_WHAT IS REQUIRED_. Which lines hold the string "husband"? Copy every one of them.

_MATERIAL FOR THE TASK_.
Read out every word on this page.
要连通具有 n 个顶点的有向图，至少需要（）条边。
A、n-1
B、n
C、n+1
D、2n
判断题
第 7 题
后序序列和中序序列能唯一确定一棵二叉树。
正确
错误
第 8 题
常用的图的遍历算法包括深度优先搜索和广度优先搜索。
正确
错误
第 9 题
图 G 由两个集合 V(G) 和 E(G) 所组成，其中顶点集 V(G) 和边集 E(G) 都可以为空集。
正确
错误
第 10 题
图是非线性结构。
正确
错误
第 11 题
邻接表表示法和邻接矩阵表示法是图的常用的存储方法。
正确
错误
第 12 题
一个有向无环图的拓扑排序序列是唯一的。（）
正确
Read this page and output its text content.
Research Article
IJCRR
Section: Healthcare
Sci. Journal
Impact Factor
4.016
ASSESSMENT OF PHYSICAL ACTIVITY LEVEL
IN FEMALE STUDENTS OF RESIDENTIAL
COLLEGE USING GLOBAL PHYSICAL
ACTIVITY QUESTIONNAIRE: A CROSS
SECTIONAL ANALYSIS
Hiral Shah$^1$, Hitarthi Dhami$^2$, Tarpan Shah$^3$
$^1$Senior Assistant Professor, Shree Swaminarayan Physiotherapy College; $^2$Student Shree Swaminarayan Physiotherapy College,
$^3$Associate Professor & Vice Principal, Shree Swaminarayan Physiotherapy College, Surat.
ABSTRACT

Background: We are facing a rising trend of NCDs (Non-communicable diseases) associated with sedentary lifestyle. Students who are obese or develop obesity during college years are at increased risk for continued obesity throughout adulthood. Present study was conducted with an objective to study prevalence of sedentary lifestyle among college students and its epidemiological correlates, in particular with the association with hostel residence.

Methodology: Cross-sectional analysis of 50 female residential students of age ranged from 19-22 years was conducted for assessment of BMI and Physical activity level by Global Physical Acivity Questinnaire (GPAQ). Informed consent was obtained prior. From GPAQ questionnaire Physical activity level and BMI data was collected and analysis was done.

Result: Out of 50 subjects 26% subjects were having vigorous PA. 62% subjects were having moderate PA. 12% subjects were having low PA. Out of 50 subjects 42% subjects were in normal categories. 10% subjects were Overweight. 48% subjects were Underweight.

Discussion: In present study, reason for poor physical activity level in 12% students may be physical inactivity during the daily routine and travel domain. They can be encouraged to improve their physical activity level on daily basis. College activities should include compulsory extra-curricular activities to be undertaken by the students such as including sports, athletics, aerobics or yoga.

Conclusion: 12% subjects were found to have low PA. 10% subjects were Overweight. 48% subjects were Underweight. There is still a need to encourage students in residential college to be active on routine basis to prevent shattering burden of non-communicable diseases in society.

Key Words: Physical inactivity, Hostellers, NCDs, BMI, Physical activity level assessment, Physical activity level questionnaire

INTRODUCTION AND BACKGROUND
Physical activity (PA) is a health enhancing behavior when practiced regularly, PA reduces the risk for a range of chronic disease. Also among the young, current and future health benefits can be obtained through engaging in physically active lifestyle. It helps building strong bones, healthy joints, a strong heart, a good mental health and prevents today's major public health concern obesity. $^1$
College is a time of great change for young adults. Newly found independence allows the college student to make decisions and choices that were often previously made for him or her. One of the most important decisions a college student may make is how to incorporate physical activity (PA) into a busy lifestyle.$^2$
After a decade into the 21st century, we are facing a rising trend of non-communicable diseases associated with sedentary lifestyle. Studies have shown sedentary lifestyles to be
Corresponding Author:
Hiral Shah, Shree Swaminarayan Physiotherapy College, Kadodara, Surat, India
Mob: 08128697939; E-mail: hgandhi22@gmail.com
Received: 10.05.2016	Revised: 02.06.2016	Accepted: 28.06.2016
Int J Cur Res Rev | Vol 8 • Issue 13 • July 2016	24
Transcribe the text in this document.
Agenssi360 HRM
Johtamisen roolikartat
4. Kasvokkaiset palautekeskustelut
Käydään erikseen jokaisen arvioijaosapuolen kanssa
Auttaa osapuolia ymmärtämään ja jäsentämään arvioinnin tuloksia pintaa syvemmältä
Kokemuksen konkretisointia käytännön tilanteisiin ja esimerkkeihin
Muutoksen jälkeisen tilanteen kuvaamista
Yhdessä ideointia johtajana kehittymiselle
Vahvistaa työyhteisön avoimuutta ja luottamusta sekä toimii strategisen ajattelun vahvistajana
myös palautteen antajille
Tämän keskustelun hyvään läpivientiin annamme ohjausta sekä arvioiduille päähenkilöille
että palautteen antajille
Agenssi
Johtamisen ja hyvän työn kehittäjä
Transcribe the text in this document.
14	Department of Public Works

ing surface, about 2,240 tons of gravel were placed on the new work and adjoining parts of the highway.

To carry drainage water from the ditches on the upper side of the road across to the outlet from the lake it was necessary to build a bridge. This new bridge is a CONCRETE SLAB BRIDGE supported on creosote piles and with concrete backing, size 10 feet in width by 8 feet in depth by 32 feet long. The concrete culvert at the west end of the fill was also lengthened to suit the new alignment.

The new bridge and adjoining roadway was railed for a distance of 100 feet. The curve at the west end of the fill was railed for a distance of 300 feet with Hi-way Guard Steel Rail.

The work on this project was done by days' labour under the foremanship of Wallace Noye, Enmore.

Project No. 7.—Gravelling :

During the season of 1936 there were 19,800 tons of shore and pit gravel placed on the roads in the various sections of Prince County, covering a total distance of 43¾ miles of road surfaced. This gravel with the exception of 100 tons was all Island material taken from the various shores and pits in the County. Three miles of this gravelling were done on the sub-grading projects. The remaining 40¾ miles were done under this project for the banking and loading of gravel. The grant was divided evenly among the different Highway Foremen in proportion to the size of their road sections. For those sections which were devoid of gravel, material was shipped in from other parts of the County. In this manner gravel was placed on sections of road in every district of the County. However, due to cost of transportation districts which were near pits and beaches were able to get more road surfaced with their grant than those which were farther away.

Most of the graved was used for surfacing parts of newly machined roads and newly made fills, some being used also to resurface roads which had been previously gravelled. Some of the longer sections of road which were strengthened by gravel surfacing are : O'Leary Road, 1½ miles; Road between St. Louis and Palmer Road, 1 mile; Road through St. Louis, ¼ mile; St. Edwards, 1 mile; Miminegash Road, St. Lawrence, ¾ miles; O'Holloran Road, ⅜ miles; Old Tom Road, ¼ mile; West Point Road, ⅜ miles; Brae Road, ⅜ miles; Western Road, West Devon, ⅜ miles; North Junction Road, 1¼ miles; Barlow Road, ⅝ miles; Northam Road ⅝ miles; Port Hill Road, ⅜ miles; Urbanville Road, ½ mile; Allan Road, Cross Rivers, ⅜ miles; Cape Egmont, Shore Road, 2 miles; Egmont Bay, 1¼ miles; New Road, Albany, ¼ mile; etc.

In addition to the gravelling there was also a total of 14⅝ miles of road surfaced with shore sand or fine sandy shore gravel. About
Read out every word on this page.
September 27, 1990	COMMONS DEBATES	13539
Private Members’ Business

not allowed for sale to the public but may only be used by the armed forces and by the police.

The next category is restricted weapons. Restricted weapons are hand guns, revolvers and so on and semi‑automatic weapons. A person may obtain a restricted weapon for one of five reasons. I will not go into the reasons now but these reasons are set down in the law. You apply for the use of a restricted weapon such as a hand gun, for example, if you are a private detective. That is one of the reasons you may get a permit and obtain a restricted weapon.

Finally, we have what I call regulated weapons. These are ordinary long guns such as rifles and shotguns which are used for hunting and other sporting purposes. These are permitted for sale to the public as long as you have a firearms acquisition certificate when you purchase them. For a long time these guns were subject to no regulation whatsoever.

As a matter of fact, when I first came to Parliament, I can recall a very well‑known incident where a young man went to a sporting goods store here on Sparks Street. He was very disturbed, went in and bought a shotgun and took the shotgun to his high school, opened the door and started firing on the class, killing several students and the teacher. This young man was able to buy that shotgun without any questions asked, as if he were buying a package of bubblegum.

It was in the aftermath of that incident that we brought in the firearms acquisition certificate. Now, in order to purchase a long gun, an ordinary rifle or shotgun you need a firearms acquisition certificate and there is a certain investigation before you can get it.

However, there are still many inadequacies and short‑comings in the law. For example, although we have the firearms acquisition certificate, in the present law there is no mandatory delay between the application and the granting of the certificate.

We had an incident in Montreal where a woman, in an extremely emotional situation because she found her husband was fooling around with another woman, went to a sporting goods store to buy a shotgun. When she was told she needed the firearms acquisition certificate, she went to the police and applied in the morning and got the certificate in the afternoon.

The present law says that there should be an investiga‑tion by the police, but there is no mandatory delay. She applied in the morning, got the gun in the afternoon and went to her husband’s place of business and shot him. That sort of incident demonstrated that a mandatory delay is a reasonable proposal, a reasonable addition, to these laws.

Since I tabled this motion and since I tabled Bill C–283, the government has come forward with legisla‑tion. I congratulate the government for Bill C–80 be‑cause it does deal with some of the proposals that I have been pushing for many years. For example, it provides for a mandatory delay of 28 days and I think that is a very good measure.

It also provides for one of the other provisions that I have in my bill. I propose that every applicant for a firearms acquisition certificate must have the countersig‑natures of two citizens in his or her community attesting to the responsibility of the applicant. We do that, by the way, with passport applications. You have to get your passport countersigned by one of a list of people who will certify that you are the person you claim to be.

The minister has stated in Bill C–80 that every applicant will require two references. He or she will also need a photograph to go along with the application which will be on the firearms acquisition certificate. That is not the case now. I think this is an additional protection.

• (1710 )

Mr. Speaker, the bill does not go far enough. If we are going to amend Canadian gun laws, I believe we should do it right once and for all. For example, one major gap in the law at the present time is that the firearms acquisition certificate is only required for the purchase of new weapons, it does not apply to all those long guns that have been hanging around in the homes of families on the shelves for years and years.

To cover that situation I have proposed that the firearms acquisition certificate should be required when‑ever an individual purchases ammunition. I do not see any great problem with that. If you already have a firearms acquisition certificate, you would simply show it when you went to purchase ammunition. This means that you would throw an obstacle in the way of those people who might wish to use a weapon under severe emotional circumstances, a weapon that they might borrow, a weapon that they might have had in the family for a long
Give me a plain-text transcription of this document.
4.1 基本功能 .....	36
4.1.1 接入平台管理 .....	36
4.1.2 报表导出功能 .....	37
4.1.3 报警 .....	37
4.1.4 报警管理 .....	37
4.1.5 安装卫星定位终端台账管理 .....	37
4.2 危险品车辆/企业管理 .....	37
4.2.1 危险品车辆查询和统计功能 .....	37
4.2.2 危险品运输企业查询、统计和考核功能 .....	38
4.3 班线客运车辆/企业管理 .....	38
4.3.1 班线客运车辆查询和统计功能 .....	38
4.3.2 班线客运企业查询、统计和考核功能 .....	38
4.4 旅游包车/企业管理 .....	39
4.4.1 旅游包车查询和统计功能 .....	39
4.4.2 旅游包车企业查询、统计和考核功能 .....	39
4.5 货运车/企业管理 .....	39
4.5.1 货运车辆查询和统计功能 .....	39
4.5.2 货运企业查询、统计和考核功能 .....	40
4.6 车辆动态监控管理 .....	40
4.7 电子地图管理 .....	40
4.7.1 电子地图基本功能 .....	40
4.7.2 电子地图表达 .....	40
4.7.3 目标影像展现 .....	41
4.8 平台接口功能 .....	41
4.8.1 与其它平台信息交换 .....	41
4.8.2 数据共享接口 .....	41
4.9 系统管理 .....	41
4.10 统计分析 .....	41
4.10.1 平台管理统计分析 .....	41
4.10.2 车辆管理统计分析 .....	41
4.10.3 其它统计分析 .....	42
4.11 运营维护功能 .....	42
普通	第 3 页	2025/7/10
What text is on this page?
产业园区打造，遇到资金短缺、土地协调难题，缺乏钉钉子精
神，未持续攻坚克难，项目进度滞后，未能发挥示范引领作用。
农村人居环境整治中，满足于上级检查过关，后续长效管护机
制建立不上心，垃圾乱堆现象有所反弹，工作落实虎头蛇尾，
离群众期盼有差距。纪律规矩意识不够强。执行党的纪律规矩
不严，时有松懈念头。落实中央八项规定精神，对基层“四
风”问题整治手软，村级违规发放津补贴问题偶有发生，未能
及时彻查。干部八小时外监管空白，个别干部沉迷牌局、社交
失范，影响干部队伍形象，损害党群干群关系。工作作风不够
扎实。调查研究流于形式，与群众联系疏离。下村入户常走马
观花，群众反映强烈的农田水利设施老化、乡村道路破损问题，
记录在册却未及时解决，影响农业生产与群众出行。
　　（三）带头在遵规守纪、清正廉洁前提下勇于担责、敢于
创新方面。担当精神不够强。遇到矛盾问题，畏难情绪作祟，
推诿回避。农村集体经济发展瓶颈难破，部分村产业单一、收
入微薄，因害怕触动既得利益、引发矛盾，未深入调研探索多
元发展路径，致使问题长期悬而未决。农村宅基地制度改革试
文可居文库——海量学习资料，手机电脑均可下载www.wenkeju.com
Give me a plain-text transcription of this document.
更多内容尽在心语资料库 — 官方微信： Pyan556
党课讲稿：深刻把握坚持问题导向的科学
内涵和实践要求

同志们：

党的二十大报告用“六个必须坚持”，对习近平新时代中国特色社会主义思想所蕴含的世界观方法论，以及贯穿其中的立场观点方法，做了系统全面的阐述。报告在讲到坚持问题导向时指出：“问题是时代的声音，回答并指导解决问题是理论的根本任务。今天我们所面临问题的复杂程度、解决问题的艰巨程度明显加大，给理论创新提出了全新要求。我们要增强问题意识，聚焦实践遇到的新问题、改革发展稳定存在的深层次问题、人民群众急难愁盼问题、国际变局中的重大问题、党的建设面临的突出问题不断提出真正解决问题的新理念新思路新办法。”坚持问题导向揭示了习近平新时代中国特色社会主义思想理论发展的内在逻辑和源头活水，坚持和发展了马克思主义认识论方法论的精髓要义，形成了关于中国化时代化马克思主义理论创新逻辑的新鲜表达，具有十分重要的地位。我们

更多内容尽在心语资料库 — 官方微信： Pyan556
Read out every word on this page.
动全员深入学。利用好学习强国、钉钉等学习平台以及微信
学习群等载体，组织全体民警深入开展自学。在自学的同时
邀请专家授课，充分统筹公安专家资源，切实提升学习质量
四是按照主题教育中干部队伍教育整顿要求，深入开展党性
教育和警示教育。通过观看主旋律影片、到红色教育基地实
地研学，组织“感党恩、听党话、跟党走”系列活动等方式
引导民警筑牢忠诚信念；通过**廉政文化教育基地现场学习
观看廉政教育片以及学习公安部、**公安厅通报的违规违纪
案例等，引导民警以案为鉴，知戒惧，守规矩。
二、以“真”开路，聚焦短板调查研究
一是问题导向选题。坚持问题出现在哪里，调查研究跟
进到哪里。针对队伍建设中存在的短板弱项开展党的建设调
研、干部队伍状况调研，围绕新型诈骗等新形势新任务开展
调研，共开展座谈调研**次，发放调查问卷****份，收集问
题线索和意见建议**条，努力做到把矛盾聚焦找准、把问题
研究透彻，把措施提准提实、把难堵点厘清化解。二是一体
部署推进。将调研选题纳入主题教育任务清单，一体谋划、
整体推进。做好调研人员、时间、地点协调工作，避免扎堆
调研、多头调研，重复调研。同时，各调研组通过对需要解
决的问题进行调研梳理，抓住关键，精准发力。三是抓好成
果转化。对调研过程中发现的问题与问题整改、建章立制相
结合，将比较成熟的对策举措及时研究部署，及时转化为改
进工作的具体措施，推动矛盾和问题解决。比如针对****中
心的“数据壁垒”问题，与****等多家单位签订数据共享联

_RESULT OF THE TASK_.
We had an incident in Montreal where a woman, in an extremely emotional situation because she found her husband was fooling around with another woman, went to a sporting goods store to buy a shotgun. When she was told she needed the firearms acquisition certificate, she went to the police and applied in the morning and got the certificate in the afternoon.
The present law says that there should be an investiga‑tion by the police, but there is no mandatory delay. She applied in the morning, got the gun in the afternoon and went to her husband’s place of business and shot him. That sort of incident demonstrated that a mandatory delay is a reasonable proposal, a reasonable addition, to these laws.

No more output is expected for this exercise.